Below are the records; locate each line with the word "YORK" and copy it.

........

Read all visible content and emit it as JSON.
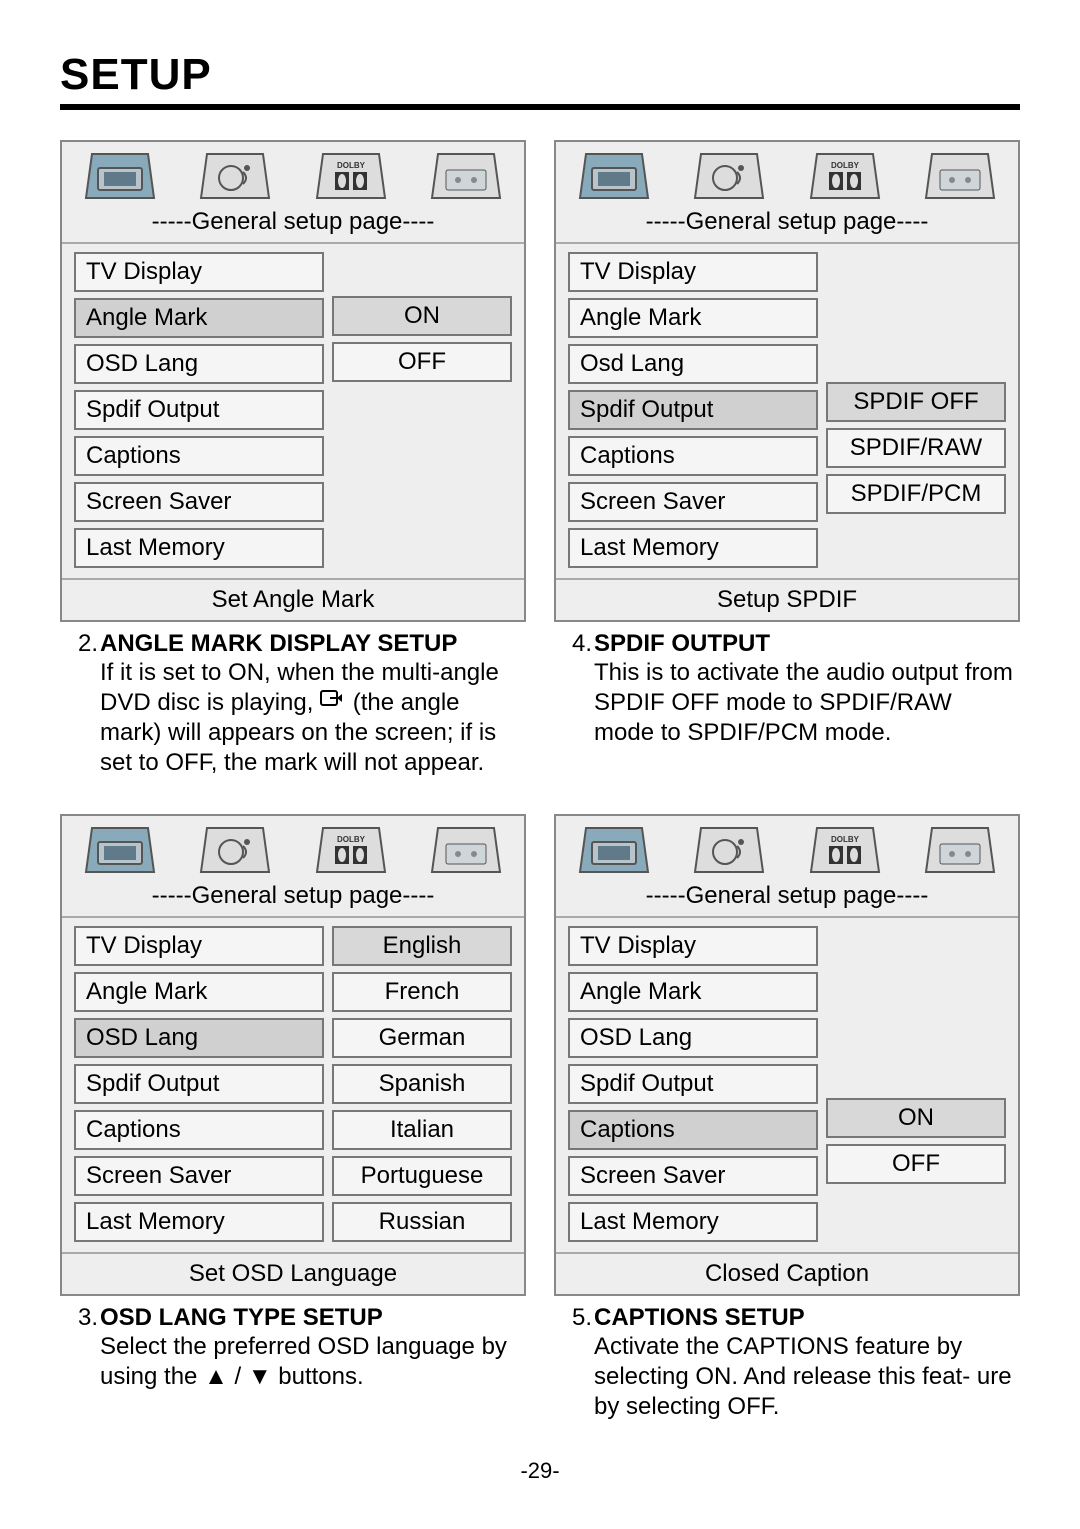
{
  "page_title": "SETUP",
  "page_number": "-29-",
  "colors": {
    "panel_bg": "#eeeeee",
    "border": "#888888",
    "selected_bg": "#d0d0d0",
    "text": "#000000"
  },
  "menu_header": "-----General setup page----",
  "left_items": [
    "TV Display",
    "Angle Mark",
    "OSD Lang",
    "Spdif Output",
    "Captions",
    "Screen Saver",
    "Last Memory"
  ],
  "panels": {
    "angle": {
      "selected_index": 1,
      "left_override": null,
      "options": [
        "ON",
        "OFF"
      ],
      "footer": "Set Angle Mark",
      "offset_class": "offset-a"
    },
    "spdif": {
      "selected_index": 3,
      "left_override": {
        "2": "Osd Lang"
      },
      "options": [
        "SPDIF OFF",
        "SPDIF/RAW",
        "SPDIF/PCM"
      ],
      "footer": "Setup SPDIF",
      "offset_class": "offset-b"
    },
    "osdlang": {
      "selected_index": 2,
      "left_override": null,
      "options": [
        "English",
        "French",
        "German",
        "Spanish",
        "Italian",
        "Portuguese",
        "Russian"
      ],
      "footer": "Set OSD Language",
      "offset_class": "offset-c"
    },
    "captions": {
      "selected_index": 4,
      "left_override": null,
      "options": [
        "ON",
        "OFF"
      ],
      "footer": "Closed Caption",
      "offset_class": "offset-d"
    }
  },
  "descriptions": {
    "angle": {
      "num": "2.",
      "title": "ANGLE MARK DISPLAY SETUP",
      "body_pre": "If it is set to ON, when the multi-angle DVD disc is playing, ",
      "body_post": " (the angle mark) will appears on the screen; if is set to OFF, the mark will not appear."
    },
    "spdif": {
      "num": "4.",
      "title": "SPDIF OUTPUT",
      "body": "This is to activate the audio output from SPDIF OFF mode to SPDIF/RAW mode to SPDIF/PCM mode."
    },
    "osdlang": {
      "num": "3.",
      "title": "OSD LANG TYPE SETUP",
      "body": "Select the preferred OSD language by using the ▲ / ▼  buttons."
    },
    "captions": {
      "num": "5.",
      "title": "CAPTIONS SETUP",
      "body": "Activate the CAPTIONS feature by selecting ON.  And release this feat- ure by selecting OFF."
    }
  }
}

........

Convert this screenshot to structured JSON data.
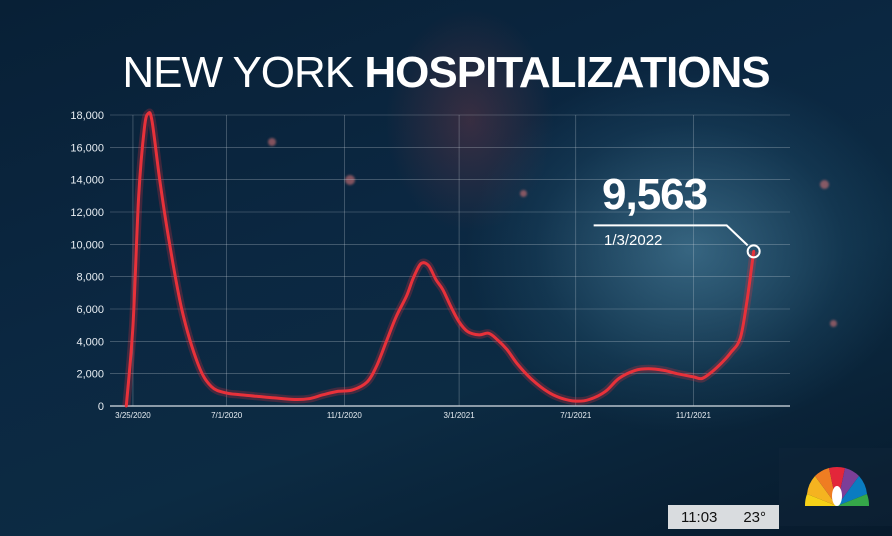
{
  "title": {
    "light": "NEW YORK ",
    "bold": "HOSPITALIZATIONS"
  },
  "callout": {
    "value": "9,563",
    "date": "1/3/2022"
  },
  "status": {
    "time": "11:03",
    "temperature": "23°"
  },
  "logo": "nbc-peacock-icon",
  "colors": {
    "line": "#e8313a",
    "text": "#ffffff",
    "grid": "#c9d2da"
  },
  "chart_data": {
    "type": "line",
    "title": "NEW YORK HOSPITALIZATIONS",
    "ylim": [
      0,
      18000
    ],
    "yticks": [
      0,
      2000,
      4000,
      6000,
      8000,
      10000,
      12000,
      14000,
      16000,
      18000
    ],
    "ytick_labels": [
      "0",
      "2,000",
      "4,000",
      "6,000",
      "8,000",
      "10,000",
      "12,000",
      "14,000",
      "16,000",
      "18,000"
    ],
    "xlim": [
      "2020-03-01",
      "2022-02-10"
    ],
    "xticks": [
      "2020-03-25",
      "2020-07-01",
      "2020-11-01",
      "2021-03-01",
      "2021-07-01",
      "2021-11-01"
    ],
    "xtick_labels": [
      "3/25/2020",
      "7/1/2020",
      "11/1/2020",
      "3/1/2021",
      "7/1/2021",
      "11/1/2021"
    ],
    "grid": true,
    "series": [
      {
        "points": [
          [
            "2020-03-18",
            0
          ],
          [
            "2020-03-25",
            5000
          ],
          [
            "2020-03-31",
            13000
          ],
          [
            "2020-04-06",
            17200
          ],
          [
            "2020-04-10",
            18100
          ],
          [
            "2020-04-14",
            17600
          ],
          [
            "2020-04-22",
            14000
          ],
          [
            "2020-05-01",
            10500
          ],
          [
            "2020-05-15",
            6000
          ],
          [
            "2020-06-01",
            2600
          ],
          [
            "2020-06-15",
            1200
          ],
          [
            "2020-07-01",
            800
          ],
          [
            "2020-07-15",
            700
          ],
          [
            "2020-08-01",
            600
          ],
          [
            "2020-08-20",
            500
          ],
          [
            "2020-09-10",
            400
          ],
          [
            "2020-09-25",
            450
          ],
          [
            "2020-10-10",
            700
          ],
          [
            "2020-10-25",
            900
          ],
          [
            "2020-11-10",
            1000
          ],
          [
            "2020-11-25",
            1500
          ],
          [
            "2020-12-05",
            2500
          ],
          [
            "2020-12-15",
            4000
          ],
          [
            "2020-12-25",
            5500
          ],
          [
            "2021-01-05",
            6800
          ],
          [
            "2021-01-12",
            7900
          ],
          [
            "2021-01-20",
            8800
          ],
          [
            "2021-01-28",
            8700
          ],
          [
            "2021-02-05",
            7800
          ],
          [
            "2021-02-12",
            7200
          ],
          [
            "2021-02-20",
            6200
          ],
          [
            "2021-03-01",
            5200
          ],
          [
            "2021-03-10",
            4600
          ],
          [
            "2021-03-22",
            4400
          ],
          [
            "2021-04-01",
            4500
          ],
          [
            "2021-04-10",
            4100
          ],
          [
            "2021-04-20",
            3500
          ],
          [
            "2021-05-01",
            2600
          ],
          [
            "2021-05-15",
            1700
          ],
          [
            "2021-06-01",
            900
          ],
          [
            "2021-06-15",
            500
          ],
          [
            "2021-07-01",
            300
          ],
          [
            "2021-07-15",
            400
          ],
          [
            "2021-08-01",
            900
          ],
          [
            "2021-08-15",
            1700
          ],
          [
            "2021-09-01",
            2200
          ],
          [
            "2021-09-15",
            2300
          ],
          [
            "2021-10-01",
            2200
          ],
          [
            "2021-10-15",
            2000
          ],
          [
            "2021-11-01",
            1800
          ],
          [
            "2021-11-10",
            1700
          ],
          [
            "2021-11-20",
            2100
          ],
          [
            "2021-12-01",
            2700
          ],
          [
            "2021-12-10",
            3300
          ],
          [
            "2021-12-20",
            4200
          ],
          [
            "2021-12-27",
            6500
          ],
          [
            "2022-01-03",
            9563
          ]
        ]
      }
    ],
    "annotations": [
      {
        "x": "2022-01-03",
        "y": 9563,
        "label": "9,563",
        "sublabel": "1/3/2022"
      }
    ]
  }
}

........

:: Solution for this exercise ::
    "light": "NEW YORK ",
    "title": "NEW YORK HOSPITALIZATIONS",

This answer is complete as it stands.